▽

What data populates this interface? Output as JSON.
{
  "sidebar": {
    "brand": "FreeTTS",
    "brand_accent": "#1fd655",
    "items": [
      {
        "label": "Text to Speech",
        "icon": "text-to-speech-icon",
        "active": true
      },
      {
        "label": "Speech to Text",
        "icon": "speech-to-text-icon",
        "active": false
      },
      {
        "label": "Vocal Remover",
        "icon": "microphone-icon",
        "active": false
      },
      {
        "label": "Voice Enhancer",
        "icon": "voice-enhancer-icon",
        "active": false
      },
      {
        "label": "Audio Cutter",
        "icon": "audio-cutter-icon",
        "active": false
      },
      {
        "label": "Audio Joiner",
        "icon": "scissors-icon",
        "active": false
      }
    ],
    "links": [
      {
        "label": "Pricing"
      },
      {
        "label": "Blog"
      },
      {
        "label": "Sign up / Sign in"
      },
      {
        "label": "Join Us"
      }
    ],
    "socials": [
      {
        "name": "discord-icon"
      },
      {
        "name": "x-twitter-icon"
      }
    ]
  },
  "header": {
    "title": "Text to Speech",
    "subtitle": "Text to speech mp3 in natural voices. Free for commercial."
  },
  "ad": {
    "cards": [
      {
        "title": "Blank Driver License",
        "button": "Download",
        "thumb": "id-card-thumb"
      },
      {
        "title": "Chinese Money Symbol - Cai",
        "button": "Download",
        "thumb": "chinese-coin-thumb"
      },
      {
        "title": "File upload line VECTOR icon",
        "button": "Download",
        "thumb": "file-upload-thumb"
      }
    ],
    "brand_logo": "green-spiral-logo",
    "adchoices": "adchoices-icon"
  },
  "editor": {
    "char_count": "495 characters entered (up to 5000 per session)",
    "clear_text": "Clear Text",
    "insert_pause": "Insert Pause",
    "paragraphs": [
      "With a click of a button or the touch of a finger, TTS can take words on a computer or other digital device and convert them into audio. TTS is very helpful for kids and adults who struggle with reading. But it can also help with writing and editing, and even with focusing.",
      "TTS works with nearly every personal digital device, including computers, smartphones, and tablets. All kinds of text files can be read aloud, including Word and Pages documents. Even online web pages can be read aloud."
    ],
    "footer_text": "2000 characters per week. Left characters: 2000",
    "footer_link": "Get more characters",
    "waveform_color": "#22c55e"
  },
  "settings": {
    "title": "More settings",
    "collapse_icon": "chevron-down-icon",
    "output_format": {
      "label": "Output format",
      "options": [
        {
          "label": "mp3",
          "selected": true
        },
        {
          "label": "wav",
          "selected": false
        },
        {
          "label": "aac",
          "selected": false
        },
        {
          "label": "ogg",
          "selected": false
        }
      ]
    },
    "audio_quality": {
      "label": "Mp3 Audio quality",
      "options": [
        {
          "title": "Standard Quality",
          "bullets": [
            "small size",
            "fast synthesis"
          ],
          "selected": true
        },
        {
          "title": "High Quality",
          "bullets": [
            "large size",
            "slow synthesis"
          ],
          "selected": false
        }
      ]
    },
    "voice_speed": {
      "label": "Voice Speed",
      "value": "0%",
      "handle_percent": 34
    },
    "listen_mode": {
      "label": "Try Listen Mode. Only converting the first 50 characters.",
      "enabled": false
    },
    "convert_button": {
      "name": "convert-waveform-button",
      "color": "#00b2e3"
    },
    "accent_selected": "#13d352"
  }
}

△
▽

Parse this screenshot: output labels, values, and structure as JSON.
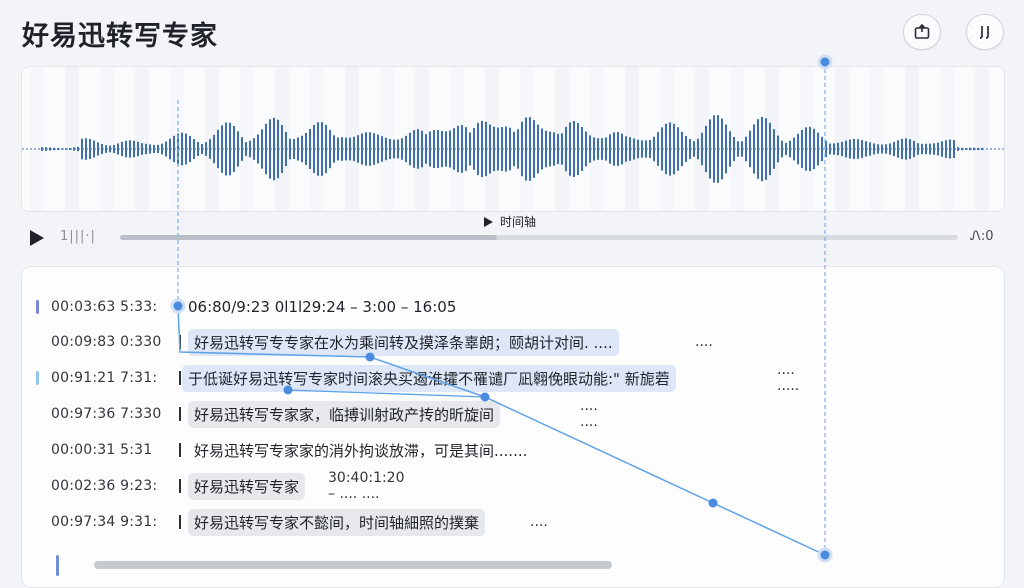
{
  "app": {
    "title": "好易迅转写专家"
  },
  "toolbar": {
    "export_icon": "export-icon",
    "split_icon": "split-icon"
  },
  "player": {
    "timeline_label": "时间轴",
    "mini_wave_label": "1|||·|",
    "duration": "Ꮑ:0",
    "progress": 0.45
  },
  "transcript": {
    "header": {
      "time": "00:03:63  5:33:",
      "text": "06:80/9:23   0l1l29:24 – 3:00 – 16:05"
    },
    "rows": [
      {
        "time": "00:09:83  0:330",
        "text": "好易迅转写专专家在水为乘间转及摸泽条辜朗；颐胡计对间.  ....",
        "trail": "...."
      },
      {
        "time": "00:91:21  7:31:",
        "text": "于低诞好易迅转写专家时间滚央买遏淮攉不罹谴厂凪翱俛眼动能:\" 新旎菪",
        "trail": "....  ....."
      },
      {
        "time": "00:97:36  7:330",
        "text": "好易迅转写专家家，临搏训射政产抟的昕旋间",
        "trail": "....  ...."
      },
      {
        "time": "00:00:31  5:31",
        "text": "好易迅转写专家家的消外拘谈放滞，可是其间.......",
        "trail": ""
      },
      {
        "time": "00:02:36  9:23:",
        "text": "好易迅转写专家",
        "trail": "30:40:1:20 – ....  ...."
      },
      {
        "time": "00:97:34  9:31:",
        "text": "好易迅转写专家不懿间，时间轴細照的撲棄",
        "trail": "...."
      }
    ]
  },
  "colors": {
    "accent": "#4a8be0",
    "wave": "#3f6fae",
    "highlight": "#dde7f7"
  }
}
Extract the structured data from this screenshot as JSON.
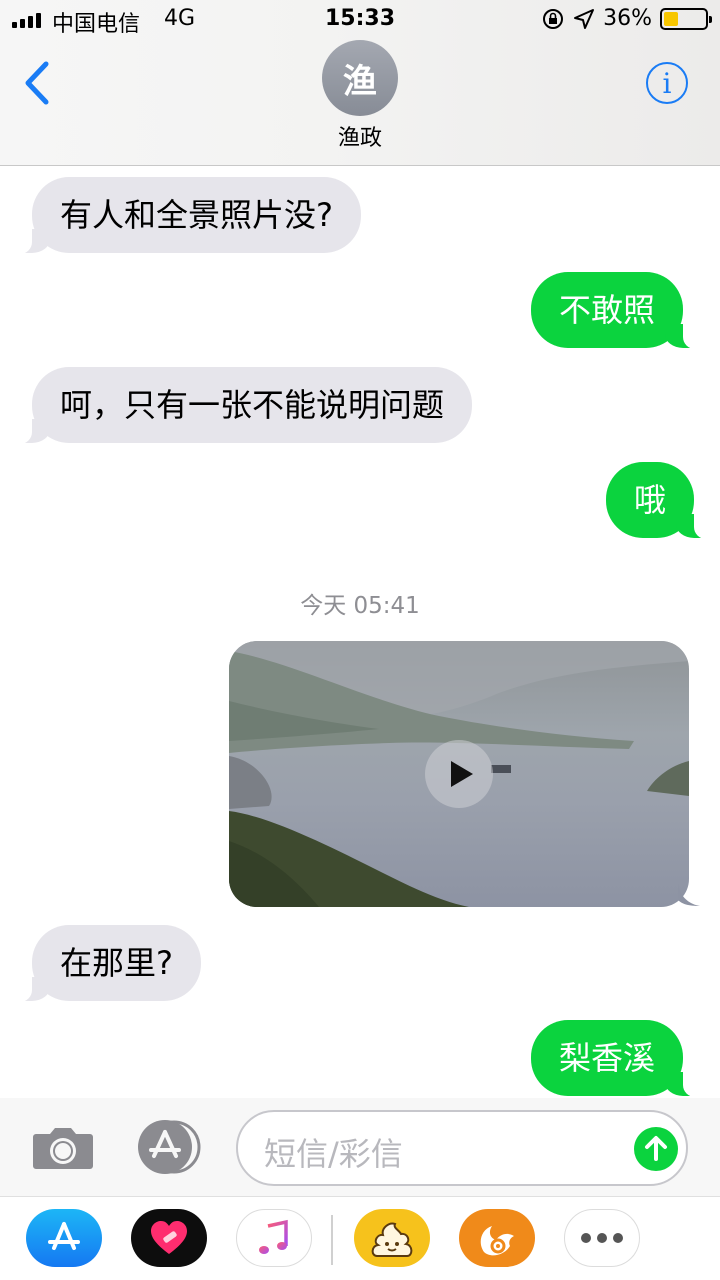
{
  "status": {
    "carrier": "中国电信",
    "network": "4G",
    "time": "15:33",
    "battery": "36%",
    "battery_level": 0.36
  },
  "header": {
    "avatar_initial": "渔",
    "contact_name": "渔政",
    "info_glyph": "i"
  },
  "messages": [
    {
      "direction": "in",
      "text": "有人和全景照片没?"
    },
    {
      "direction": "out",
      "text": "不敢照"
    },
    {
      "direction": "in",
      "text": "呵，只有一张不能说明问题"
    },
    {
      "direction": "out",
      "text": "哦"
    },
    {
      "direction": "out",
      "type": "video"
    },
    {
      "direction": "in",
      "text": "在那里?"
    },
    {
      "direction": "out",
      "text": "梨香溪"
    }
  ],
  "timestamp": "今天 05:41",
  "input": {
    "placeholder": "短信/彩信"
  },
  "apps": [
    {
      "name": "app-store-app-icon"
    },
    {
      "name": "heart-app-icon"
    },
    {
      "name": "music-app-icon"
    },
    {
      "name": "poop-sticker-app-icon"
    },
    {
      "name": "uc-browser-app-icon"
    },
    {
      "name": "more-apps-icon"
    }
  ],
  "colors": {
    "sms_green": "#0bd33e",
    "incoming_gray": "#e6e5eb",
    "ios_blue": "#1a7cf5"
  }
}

△

> **What this task involves**:
Filter the records for lines holding the string "digital". Copy each one.

> **Final result**:
      "With a click of a button or the touch of a finger, TTS can take words on a computer or other digital device and convert them into audio. TTS is very helpful for kids and adults who struggle with reading. But it can also help with writing and editing, and even with focusing.",
      "TTS works with nearly every personal digital device, including computers, smartphones, and tablets. All kinds of text files can be read aloud, including Word and Pages documents. Even online web pages can be read aloud."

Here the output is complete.